Problems.
a - Determine whether each statement agrees with the retreat anecdote, answering yes or no and quoting the deciding words: (i) The scholars were invited to a getaway retreat. (ii) The Lubavitcher student's parents were shluchim in New York. (iii) The boy asked whether he had ever studied biblical criticism.
b - Reproduce the retreat anecdote between "He said that, as" and "the religious narrative.", inclusive, substituting "father" for "mother".

Text section.
# # # #

I once met a man who was a billionaire who became involved into religious matters, related to attaining all kinds of knowledge. The more he mastered the music, the philosophy, the more he craved the inner workings of mystical Judaism. He had everything, but he craved the knowledge of Gd itself.

Once he invited several scholars to share their wisdom in a getaway retreat. One of the guys was a Lubavitcher student whose parents were shluchim in California.

Together they got into a lengthy discussion about the interplay between religious, mystical, and rational matters. The boy asked him if he had ever studied biblical criticism of its kind, as it had been sweeping across the modern orthodox world.

He said that, as someone who grew up not religious, he was always listening to his mother deconstruct ideas of modern thought. As he explained, his tikkun was not to continue to deconstruct, but to strengthen his belief in G-d and his Torah.

For this Lubavitcher student, he grew up with the religious framework to reference that of biblical criticism. It wasn’t his way of being heretic, but rather of finding a middle ground to referencing a different kind of framework to ground himself in the religious narrative.

# # # #

Stored data.
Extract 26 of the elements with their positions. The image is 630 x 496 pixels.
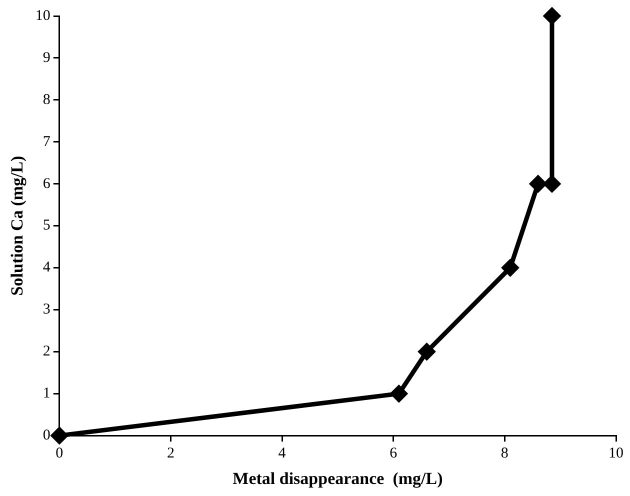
point: [51, 427, 68, 444]
point: [530, 176, 546, 192]
y-tick-label: 10: [35, 8, 50, 24]
x-tick-label: 6: [390, 446, 398, 462]
point: [390, 385, 408, 402]
y-axis-title: Solution Ca (mg/L): [8, 156, 27, 296]
point: [544, 176, 560, 192]
x-tick-label: 8: [500, 446, 508, 462]
y-tick-label: 1: [42, 386, 50, 402]
y-tick-label: 9: [42, 50, 50, 66]
y-tick-label: 8: [42, 92, 50, 108]
x-tick-label: 10: [608, 446, 624, 462]
x-tick-label: 2: [166, 446, 174, 462]
y-tick-label: 3: [42, 302, 50, 318]
y-tick-label: 5: [42, 218, 50, 234]
y-tick-label: 2: [42, 344, 50, 360]
x-axis-title: Metal disappearance (mg/L): [232, 469, 443, 488]
y-tick-label: 4: [42, 260, 51, 276]
point: [418, 343, 436, 360]
y-tick-label: 6: [42, 176, 51, 192]
point: [544, 8, 560, 24]
point: [502, 260, 518, 276]
x-tick-label: 4: [278, 446, 286, 462]
y-tick-label: 7: [42, 134, 51, 150]
y-tick-label: 0: [42, 428, 50, 444]
x-tick-label: 0: [56, 446, 64, 462]
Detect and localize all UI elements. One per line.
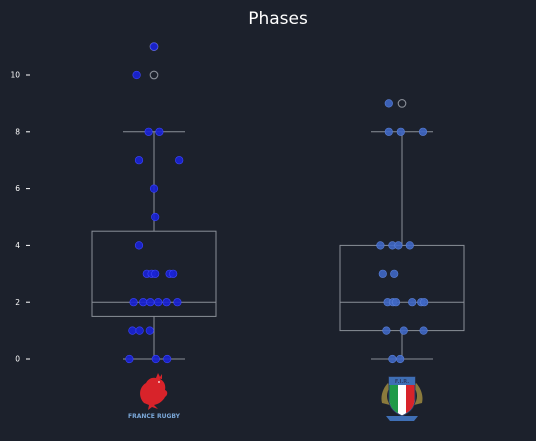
data-point [384, 99, 393, 108]
data-point [134, 241, 144, 250]
data-point [376, 241, 385, 250]
data-point [144, 127, 153, 136]
data-point [129, 298, 138, 307]
data-point [155, 127, 164, 136]
data-point [418, 127, 428, 136]
data-point [132, 70, 141, 80]
right-laurel-icon [414, 383, 423, 405]
y-tick-label: 0 [15, 355, 20, 364]
data-point [384, 127, 393, 136]
team-logos: FRANCE RUGBY F.I.R. [128, 373, 423, 421]
y-tick-label: 2 [15, 298, 20, 307]
data-point [149, 184, 159, 193]
outlier-marker [149, 70, 159, 80]
shield-green-stripe [389, 385, 398, 413]
box-group-italy [339, 99, 465, 364]
data-point [394, 241, 403, 250]
data-point [154, 298, 163, 307]
data-point [151, 269, 160, 278]
shield-red-stripe [406, 385, 415, 413]
data-point [405, 241, 414, 250]
outlier-marker [397, 99, 407, 108]
france-rugby-logo: FRANCE RUGBY [128, 373, 181, 420]
chart-title: Phases [248, 9, 308, 29]
data-point [391, 298, 401, 307]
data-point [420, 298, 429, 307]
data-point [134, 156, 144, 165]
italy-fir-logo: F.I.R. [381, 376, 423, 421]
data-point [139, 298, 148, 307]
data-point [151, 354, 160, 364]
data-point [399, 326, 408, 335]
y-tick-label: 10 [10, 71, 20, 80]
left-laurel-icon [381, 383, 390, 405]
data-point [382, 326, 391, 335]
data-point [408, 298, 417, 307]
data-point [390, 269, 399, 278]
france-logo-text: FRANCE RUGBY [128, 413, 181, 420]
y-axis: 0 2 4 6 8 10 [10, 71, 30, 364]
data-point [135, 326, 144, 335]
data-point [396, 127, 405, 136]
rooster-comb-icon [156, 373, 162, 379]
rooster-icon [140, 375, 168, 410]
ribbon-icon [386, 416, 418, 421]
data-point [151, 212, 160, 222]
data-point [145, 326, 154, 335]
data-point [378, 269, 387, 278]
data-point [388, 354, 397, 364]
data-point [149, 42, 159, 51]
plot-area [91, 42, 465, 364]
box-iqr [339, 244, 465, 332]
data-point [162, 298, 171, 307]
rooster-eye-icon [158, 381, 160, 383]
data-point [169, 269, 178, 278]
y-tick-label: 8 [15, 127, 20, 136]
y-tick-label: 6 [15, 184, 20, 193]
data-point [146, 298, 155, 307]
data-point [396, 354, 405, 364]
box-iqr [91, 230, 217, 317]
data-point [173, 298, 182, 307]
box-group-france [91, 42, 217, 364]
data-point [163, 354, 172, 364]
shield-top-band [389, 377, 415, 385]
data-point [419, 326, 428, 335]
data-point [125, 354, 134, 364]
data-point [128, 326, 137, 335]
data-point [175, 156, 184, 165]
italy-logo-text: F.I.R. [395, 379, 409, 385]
y-tick-label: 4 [15, 241, 20, 250]
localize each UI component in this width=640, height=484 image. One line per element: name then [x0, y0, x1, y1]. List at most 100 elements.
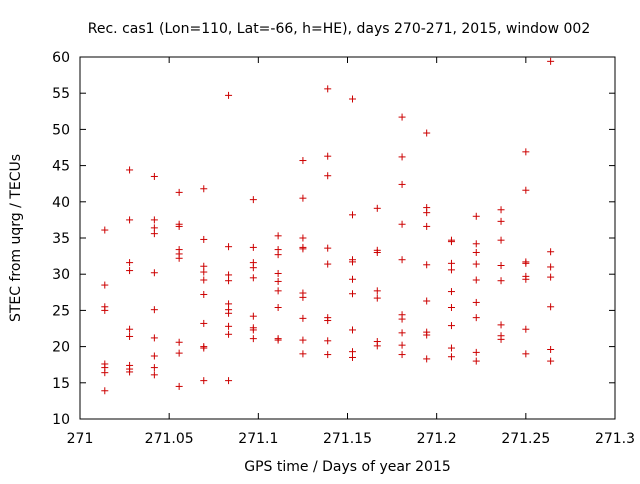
data-point	[126, 216, 134, 224]
data-point	[373, 287, 381, 295]
data-series	[101, 57, 555, 395]
data-point	[150, 269, 158, 277]
data-point	[249, 335, 257, 343]
data-point	[101, 226, 109, 234]
x-tick-label: 271.05	[145, 431, 194, 447]
data-point	[200, 235, 208, 243]
data-point	[324, 244, 332, 252]
data-point	[423, 129, 431, 137]
data-point	[299, 350, 307, 358]
data-point	[324, 152, 332, 160]
data-point	[398, 153, 406, 161]
data-point	[200, 268, 208, 276]
data-point	[200, 185, 208, 193]
data-point	[398, 351, 406, 359]
data-point	[200, 290, 208, 298]
data-point	[398, 329, 406, 337]
x-axis-label: GPS time / Days of year 2015	[244, 459, 451, 475]
data-point	[150, 371, 158, 379]
data-point	[423, 331, 431, 339]
data-point	[398, 256, 406, 264]
x-axis: 271 271.05 271.1 271.15 271.2 271.25 271.3	[67, 57, 635, 447]
data-point	[200, 319, 208, 327]
data-point	[547, 263, 555, 271]
x-tick-label: 271.25	[501, 431, 550, 447]
data-point	[274, 287, 282, 295]
data-point	[150, 364, 158, 372]
y-tick-label: 25	[52, 303, 70, 319]
y-axis-label: STEC from uqrg / TECUs	[8, 154, 24, 322]
plot-frame	[79, 56, 616, 420]
data-point	[150, 216, 158, 224]
data-point	[324, 260, 332, 268]
data-point	[126, 259, 134, 267]
data-point	[547, 303, 555, 311]
data-point	[423, 261, 431, 269]
data-point	[348, 211, 356, 219]
data-point	[175, 222, 183, 230]
data-point	[150, 352, 158, 360]
data-point	[200, 377, 208, 385]
data-point	[398, 220, 406, 228]
chart-title: Rec. cas1 (Lon=110, Lat=-66, h=HE), days…	[88, 21, 590, 37]
data-point	[324, 337, 332, 345]
data-point	[274, 336, 282, 344]
data-point	[249, 326, 257, 334]
data-point	[447, 288, 455, 296]
data-point	[472, 348, 480, 356]
data-point	[126, 325, 134, 333]
y-tick-label: 30	[52, 267, 70, 283]
data-point	[472, 276, 480, 284]
data-point	[126, 267, 134, 275]
data-point	[101, 306, 109, 314]
data-point	[299, 293, 307, 301]
data-point	[249, 274, 257, 282]
data-point	[447, 344, 455, 352]
data-point	[249, 196, 257, 204]
data-point	[348, 95, 356, 103]
data-point	[547, 273, 555, 281]
x-tick-label: 271.1	[238, 431, 278, 447]
data-point	[398, 315, 406, 323]
data-point	[274, 251, 282, 259]
data-point	[150, 172, 158, 180]
data-point	[398, 113, 406, 121]
data-point	[324, 85, 332, 93]
y-tick-label: 50	[52, 122, 70, 138]
data-point	[324, 172, 332, 180]
data-point	[299, 314, 307, 322]
data-point	[398, 341, 406, 349]
data-point	[497, 236, 505, 244]
x-tick-label: 271.2	[417, 431, 457, 447]
data-point	[472, 212, 480, 220]
data-point	[398, 180, 406, 188]
data-point	[472, 240, 480, 248]
data-point	[274, 277, 282, 285]
y-tick-label: 15	[52, 376, 70, 392]
data-point	[497, 321, 505, 329]
data-point	[522, 148, 530, 156]
x-tick-label: 271.15	[323, 431, 372, 447]
data-point	[423, 209, 431, 217]
data-point	[200, 276, 208, 284]
data-point	[497, 335, 505, 343]
data-point	[225, 377, 233, 385]
data-point	[522, 325, 530, 333]
data-point	[423, 297, 431, 305]
data-point	[373, 248, 381, 256]
data-point	[126, 368, 134, 376]
data-point	[472, 314, 480, 322]
data-point	[175, 382, 183, 390]
y-tick-label: 45	[52, 159, 70, 175]
data-point	[447, 259, 455, 267]
data-point	[522, 275, 530, 283]
data-point	[299, 245, 307, 253]
data-point	[472, 357, 480, 365]
data-point	[225, 330, 233, 338]
data-point	[472, 260, 480, 268]
data-point	[299, 194, 307, 202]
data-point	[249, 243, 257, 251]
data-point	[299, 234, 307, 242]
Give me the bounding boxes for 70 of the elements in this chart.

# # # #

Outputs for the tasks.
a -
(i) Yes: "invited several scholars to share their wisdom in a getaway retreat"
(ii) No: "whose parents were shluchim in California"
(iii) Yes: "The boy asked him if he had ever studied biblical criticism"

b -
He said that, as someone who grew up not religious, he was always listening to his father deconstruct ideas of modern thought. As he explained, his tikkun was not to continue to deconstruct, but to strengthen his belief in G-d and his Torah.

For this Lubavitcher student, he grew up with the religious framework to reference that of biblical criticism. It wasn’t his way of being heretic, but rather of finding a middle ground to referencing a different kind of framework to ground himself in the religious narrative.